>> BEGIN

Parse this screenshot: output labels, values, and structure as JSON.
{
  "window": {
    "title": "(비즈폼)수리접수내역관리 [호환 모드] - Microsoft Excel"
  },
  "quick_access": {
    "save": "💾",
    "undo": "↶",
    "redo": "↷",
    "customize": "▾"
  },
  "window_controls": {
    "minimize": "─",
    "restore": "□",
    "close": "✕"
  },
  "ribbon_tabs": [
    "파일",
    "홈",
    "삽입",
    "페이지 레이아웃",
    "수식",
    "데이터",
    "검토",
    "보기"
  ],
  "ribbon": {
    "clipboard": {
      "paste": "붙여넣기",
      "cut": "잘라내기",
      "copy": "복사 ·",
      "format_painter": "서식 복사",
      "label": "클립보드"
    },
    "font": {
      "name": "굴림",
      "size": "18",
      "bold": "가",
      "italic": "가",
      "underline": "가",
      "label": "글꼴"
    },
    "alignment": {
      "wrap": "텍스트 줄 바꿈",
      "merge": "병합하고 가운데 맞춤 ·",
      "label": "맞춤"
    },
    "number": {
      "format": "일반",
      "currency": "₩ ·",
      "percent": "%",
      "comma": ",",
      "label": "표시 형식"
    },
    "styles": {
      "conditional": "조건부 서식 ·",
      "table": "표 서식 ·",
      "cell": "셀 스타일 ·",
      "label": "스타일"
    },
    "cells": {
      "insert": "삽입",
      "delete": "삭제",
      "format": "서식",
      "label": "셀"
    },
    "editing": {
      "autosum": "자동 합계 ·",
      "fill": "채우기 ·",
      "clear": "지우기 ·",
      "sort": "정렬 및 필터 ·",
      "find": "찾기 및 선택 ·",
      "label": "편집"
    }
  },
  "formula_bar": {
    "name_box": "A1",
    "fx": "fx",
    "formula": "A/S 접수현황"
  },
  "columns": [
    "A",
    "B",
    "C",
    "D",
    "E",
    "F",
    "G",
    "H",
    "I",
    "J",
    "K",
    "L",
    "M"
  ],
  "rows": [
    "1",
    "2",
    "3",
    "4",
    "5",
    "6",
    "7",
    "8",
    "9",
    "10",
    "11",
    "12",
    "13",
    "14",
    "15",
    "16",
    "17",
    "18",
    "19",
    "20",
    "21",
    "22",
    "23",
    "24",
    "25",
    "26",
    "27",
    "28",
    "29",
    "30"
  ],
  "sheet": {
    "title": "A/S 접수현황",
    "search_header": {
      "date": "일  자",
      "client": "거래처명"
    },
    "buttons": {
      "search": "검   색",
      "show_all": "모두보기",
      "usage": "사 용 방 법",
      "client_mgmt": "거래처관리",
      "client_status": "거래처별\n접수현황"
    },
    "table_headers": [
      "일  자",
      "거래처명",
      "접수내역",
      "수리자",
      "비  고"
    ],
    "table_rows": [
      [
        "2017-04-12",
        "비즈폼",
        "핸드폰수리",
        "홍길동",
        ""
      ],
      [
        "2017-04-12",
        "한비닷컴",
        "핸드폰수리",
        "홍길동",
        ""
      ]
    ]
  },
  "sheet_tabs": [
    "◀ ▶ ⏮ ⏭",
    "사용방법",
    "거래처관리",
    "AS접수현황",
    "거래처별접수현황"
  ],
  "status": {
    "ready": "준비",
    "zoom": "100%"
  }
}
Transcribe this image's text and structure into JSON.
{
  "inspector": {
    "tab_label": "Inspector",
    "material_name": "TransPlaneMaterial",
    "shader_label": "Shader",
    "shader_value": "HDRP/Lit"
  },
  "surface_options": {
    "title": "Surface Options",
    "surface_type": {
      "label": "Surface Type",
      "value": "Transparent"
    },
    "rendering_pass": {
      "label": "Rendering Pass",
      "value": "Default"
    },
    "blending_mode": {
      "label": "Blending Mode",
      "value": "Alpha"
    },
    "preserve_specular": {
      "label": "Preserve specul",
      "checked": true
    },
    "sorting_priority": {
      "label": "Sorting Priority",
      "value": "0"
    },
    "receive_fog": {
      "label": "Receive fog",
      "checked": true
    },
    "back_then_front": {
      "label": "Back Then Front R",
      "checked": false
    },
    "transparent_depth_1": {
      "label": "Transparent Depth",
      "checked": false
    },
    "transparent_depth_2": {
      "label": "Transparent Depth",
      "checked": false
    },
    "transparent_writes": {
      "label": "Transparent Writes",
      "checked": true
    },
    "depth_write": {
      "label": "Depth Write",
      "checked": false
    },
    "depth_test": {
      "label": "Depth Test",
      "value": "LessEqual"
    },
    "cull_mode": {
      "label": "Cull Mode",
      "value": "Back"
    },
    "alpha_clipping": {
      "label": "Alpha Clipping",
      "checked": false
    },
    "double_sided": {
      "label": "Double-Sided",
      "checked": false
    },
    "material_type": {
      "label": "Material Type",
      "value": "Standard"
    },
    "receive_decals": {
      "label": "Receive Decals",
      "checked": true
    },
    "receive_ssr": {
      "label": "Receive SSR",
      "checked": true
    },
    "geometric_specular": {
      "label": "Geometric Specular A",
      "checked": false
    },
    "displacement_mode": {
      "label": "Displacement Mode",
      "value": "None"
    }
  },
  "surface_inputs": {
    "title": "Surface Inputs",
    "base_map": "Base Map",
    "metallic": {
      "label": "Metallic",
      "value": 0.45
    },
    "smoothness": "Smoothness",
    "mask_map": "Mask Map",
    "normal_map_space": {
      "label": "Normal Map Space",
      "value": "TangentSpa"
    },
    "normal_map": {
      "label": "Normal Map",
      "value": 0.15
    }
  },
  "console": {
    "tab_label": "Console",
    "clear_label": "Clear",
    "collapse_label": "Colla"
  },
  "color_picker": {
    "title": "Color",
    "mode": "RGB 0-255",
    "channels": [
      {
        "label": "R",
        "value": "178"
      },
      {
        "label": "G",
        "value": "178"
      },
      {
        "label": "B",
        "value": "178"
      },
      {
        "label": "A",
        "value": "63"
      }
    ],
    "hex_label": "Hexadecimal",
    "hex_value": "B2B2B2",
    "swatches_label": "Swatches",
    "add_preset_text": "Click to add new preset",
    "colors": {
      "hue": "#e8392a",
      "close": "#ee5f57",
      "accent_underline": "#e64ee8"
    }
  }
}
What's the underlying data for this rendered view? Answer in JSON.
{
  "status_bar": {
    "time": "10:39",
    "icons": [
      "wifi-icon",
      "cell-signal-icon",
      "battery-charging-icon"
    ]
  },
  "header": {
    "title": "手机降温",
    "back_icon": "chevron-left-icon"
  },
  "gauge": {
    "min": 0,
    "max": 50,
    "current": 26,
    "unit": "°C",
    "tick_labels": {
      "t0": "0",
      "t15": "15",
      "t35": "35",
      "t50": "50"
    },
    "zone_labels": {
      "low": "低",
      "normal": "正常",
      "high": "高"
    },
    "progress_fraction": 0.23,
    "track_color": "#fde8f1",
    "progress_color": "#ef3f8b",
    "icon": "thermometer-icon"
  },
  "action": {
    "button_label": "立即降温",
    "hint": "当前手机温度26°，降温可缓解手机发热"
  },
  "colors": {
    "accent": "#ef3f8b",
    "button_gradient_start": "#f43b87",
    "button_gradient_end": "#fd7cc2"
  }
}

>> END

Quote each line above in full, word for word.

Task response:
Parse this screenshot: output labels, values, and structure as JSON.
{
  "window": {
    "title": "(비즈폼)수리접수내역관리 [호환 모드] - Microsoft Excel"
  },
  "quick_access": {
    "save": "💾",
    "undo": "↶",
    "redo": "↷",
    "customize": "▾"
  },
  "window_controls": {
    "minimize": "─",
    "restore": "□",
    "close": "✕"
  },
  "ribbon_tabs": [
    "파일",
    "홈",
    "삽입",
    "페이지 레이아웃",
    "수식",
    "데이터",
    "검토",
    "보기"
  ],
  "ribbon": {
    "clipboard": {
      "paste": "붙여넣기",
      "cut": "잘라내기",
      "copy": "복사 ·",
      "format_painter": "서식 복사",
      "label": "클립보드"
    },
    "font": {
      "name": "굴림",
      "size": "18",
      "bold": "가",
      "italic": "가",
      "underline": "가",
      "label": "글꼴"
    },
    "alignment": {
      "wrap": "텍스트 줄 바꿈",
      "merge": "병합하고 가운데 맞춤 ·",
      "label": "맞춤"
    },
    "number": {
      "format": "일반",
      "currency": "₩ ·",
      "percent": "%",
      "comma": ",",
      "label": "표시 형식"
    },
    "styles": {
      "conditional": "조건부 서식 ·",
      "table": "표 서식 ·",
      "cell": "셀 스타일 ·",
      "label": "스타일"
    },
    "cells": {
      "insert": "삽입",
      "delete": "삭제",
      "format": "서식",
      "label": "셀"
    },
    "editing": {
      "autosum": "자동 합계 ·",
      "fill": "채우기 ·",
      "clear": "지우기 ·",
      "sort": "정렬 및 필터 ·",
      "find": "찾기 및 선택 ·",
      "label": "편집"
    }
  },
  "formula_bar": {
    "name_box": "A1",
    "fx": "fx",
    "formula": "A/S 접수현황"
  },
  "columns": [
    "A",
    "B",
    "C",
    "D",
    "E",
    "F",
    "G",
    "H",
    "I",
    "J",
    "K",
    "L",
    "M"
  ],
  "rows": [
    "1",
    "2",
    "3",
    "4",
    "5",
    "6",
    "7",
    "8",
    "9",
    "10",
    "11",
    "12",
    "13",
    "14",
    "15",
    "16",
    "17",
    "18",
    "19",
    "20",
    "21",
    "22",
    "23",
    "24",
    "25",
    "26",
    "27",
    "28",
    "29",
    "30"
  ],
  "sheet": {
    "title": "A/S 접수현황",
    "search_header": {
      "date": "일  자",
      "client": "거래처명"
    },
    "buttons": {
      "search": "검   색",
      "show_all": "모두보기",
      "usage": "사 용 방 법",
      "client_mgmt": "거래처관리",
      "client_status": "거래처별\n접수현황"
    },
    "table_headers": [
      "일  자",
      "거래처명",
      "접수내역",
      "수리자",
      "비  고"
    ],
    "table_rows": [
      [
        "2017-04-12",
        "비즈폼",
        "핸드폰수리",
        "홍길동",
        ""
      ],
      [
        "2017-04-12",
        "한비닷컴",
        "핸드폰수리",
        "홍길동",
        ""
      ]
    ]
  },
  "sheet_tabs": [
    "◀ ▶ ⏮ ⏭",
    "사용방법",
    "거래처관리",
    "AS접수현황",
    "거래처별접수현황"
  ],
  "status": {
    "ready": "준비",
    "zoom": "100%"
  }
}
Transcribe this image's text and structure into JSON.
{
  "inspector": {
    "tab_label": "Inspector",
    "material_name": "TransPlaneMaterial",
    "shader_label": "Shader",
    "shader_value": "HDRP/Lit"
  },
  "surface_options": {
    "title": "Surface Options",
    "surface_type": {
      "label": "Surface Type",
      "value": "Transparent"
    },
    "rendering_pass": {
      "label": "Rendering Pass",
      "value": "Default"
    },
    "blending_mode": {
      "label": "Blending Mode",
      "value": "Alpha"
    },
    "preserve_specular": {
      "label": "Preserve specul",
      "checked": true
    },
    "sorting_priority": {
      "label": "Sorting Priority",
      "value": "0"
    },
    "receive_fog": {
      "label": "Receive fog",
      "checked": true
    },
    "back_then_front": {
      "label": "Back Then Front R",
      "checked": false
    },
    "transparent_depth_1": {
      "label": "Transparent Depth",
      "checked": false
    },
    "transparent_depth_2": {
      "label": "Transparent Depth",
      "checked": false
    },
    "transparent_writes": {
      "label": "Transparent Writes",
      "checked": true
    },
    "depth_write": {
      "label": "Depth Write",
      "checked": false
    },
    "depth_test": {
      "label": "Depth Test",
      "value": "LessEqual"
    },
    "cull_mode": {
      "label": "Cull Mode",
      "value": "Back"
    },
    "alpha_clipping": {
      "label": "Alpha Clipping",
      "checked": false
    },
    "double_sided": {
      "label": "Double-Sided",
      "checked": false
    },
    "material_type": {
      "label": "Material Type",
      "value": "Standard"
    },
    "receive_decals": {
      "label": "Receive Decals",
      "checked": true
    },
    "receive_ssr": {
      "label": "Receive SSR",
      "checked": true
    },
    "geometric_specular": {
      "label": "Geometric Specular A",
      "checked": false
    },
    "displacement_mode": {
      "label": "Displacement Mode",
      "value": "None"
    }
  },
  "surface_inputs": {
    "title": "Surface Inputs",
    "base_map": "Base Map",
    "metallic": {
      "label": "Metallic",
      "value": 0.45
    },
    "smoothness": "Smoothness",
    "mask_map": "Mask Map",
    "normal_map_space": {
      "label": "Normal Map Space",
      "value": "TangentSpa"
    },
    "normal_map": {
      "label": "Normal Map",
      "value": 0.15
    }
  },
  "console": {
    "tab_label": "Console",
    "clear_label": "Clear",
    "collapse_label": "Colla"
  },
  "color_picker": {
    "title": "Color",
    "mode": "RGB 0-255",
    "channels": [
      {
        "label": "R",
        "value": "178"
      },
      {
        "label": "G",
        "value": "178"
      },
      {
        "label": "B",
        "value": "178"
      },
      {
        "label": "A",
        "value": "63"
      }
    ],
    "hex_label": "Hexadecimal",
    "hex_value": "B2B2B2",
    "swatches_label": "Swatches",
    "add_preset_text": "Click to add new preset",
    "colors": {
      "hue": "#e8392a",
      "close": "#ee5f57",
      "accent_underline": "#e64ee8"
    }
  }
}
What's the underlying data for this rendered view? Answer in JSON.
{
  "status_bar": {
    "time": "10:39",
    "icons": [
      "wifi-icon",
      "cell-signal-icon",
      "battery-charging-icon"
    ]
  },
  "header": {
    "title": "手机降温",
    "back_icon": "chevron-left-icon"
  },
  "gauge": {
    "min": 0,
    "max": 50,
    "current": 26,
    "unit": "°C",
    "tick_labels": {
      "t0": "0",
      "t15": "15",
      "t35": "35",
      "t50": "50"
    },
    "zone_labels": {
      "low": "低",
      "normal": "正常",
      "high": "高"
    },
    "progress_fraction": 0.23,
    "track_color": "#fde8f1",
    "progress_color": "#ef3f8b",
    "icon": "thermometer-icon"
  },
  "action": {
    "button_label": "立即降温",
    "hint": "当前手机温度26°，降温可缓解手机发热"
  },
  "colors": {
    "accent": "#ef3f8b",
    "button_gradient_start": "#f43b87",
    "button_gradient_end": "#fd7cc2"
  }
}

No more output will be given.